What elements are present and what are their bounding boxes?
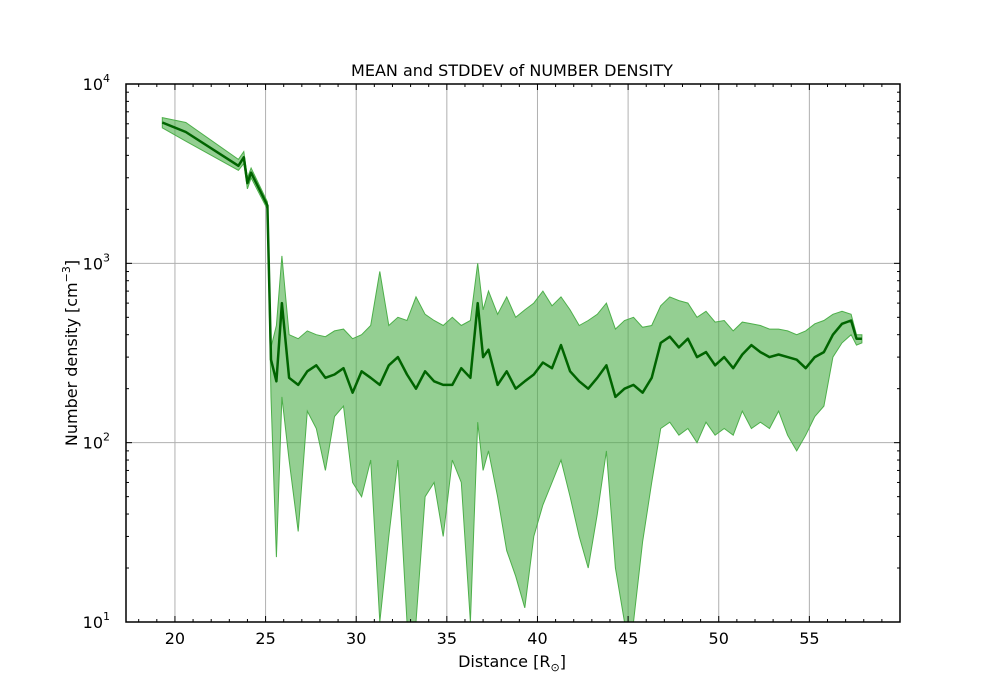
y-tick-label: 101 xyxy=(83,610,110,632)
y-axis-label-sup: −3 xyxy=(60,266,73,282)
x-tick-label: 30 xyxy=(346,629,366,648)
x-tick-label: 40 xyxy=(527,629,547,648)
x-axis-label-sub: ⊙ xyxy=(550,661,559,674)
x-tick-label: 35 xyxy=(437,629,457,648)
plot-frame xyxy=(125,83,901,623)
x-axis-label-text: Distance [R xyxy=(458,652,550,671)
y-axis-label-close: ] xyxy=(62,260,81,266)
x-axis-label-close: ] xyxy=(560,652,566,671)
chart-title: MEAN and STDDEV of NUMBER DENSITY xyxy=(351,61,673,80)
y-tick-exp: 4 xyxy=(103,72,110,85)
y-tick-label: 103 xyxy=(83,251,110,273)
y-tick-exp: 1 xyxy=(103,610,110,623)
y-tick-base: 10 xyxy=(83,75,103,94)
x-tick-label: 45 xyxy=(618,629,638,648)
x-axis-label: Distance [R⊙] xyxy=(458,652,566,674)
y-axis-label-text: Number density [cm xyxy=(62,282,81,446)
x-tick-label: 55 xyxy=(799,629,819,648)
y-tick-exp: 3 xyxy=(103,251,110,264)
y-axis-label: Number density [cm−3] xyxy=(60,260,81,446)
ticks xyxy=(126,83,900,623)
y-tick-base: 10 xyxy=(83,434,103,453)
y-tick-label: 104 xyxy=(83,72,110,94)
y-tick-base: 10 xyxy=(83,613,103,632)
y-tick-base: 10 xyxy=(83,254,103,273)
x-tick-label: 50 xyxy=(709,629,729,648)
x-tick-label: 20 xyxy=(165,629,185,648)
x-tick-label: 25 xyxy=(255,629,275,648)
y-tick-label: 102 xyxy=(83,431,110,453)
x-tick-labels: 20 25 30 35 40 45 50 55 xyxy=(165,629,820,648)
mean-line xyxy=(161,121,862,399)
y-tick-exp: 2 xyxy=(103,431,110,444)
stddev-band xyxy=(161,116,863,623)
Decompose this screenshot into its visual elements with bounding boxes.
------------------------------------------------------------------------
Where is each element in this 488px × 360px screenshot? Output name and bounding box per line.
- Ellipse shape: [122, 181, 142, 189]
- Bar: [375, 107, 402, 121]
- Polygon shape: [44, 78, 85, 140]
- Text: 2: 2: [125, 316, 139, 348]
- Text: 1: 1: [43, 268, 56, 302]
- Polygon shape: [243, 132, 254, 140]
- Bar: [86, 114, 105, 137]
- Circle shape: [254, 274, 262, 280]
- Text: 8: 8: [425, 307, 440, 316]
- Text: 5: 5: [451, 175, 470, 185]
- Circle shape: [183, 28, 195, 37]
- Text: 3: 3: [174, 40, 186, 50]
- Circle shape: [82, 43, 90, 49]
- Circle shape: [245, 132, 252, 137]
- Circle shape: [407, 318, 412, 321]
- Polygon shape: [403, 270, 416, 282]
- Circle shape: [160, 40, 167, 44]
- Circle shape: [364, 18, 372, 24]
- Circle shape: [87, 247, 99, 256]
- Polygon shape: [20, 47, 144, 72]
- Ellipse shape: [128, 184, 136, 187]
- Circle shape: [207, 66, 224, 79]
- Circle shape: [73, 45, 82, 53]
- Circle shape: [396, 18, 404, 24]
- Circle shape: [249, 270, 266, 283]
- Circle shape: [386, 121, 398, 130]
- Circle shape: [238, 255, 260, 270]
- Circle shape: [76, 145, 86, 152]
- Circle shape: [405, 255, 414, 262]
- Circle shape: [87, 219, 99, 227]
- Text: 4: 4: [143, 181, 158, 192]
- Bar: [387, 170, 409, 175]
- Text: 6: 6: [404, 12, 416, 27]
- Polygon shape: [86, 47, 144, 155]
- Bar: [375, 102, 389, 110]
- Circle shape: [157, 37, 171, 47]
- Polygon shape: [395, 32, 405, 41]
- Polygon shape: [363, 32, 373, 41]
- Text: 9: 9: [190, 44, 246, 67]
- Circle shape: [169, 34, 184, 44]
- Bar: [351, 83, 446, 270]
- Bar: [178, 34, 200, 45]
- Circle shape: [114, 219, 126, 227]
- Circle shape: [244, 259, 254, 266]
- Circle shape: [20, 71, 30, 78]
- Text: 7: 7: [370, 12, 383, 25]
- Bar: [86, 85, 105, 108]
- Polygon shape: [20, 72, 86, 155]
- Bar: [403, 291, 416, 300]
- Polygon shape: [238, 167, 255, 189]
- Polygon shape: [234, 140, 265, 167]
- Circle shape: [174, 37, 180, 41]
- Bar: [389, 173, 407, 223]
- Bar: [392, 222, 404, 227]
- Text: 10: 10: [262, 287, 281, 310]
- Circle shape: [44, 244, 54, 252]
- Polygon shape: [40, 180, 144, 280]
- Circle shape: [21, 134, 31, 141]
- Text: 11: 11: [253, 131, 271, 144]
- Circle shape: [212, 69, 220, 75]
------------------------------------------------------------------------
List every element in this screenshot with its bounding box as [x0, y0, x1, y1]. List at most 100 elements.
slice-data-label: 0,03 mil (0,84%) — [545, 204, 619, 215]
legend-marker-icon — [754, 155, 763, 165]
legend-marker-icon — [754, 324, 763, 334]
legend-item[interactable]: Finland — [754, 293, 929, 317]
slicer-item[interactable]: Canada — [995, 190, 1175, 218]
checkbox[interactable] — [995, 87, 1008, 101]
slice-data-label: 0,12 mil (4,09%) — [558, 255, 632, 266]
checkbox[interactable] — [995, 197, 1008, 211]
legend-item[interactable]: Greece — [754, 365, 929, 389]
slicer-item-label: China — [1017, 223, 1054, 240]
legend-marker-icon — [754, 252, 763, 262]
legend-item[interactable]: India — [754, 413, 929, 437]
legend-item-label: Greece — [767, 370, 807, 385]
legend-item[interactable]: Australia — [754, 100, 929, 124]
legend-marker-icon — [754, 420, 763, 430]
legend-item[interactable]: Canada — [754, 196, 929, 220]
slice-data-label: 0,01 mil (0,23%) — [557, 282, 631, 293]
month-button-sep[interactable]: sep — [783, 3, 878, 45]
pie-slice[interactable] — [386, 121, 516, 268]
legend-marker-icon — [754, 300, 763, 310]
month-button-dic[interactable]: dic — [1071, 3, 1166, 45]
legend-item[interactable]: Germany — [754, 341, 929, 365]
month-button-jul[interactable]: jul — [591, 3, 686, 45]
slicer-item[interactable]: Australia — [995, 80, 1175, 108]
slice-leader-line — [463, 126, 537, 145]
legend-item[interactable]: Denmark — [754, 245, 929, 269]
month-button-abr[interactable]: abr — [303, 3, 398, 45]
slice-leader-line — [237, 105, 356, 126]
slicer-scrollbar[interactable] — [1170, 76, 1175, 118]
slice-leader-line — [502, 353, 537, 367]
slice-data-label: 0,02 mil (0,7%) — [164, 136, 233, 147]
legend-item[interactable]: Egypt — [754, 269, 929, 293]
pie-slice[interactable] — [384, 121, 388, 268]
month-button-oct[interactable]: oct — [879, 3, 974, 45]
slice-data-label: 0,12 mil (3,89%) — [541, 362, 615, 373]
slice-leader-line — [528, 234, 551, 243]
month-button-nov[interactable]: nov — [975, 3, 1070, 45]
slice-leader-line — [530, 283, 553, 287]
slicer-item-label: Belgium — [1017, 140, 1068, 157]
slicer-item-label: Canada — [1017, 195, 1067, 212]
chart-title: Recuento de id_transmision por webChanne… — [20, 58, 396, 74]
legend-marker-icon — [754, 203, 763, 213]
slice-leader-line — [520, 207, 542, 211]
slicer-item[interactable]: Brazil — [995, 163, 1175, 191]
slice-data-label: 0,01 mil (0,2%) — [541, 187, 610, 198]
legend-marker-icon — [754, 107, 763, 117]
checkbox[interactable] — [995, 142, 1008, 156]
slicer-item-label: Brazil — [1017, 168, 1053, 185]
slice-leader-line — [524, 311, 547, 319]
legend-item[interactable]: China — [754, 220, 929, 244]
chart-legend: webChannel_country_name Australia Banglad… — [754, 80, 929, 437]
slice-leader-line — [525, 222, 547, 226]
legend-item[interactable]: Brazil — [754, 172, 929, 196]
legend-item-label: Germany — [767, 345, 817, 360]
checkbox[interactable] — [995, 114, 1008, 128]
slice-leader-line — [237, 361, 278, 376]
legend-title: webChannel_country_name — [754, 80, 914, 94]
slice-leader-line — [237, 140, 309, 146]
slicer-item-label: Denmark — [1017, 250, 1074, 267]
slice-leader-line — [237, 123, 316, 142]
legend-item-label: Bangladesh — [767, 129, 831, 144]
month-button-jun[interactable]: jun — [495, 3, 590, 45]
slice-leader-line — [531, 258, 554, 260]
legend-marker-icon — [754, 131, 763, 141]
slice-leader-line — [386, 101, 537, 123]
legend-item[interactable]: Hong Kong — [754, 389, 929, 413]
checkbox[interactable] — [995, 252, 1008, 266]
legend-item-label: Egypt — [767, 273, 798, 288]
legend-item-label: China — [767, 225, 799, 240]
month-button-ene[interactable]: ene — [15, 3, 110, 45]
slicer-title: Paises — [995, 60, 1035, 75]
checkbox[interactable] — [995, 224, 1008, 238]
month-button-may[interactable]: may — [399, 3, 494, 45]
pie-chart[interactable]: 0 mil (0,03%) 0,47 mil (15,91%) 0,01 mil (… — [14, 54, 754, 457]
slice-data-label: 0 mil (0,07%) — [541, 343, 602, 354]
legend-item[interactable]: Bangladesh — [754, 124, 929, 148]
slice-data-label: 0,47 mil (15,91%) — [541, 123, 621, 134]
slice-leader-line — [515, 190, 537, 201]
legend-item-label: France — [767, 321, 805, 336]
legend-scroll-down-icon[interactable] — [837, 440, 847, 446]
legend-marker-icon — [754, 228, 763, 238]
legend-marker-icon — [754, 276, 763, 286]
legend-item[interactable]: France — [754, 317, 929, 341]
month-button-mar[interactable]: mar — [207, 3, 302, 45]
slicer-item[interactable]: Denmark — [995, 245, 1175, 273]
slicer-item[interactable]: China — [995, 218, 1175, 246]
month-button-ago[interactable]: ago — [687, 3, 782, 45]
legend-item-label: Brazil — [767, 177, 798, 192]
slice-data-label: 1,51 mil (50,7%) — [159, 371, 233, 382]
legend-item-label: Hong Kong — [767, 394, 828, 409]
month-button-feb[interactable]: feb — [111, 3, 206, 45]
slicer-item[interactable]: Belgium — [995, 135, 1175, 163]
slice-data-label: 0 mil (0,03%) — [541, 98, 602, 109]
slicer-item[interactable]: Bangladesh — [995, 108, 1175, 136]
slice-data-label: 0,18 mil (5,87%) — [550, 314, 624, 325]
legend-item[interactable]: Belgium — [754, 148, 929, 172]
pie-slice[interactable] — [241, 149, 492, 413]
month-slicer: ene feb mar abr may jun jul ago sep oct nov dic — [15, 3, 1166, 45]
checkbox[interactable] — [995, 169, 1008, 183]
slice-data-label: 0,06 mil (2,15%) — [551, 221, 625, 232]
------------------------------------------------------------------------
* _Exercise description_
Pull out each line of the material above that contains the string "Belgium". The match is case-sensitive.

* _Exercise answer_
slicer-item-label: Belgium — [1017, 140, 1068, 157]
slicer-item[interactable]: Belgium — [995, 135, 1175, 163]
legend-item[interactable]: Belgium — [754, 148, 929, 172]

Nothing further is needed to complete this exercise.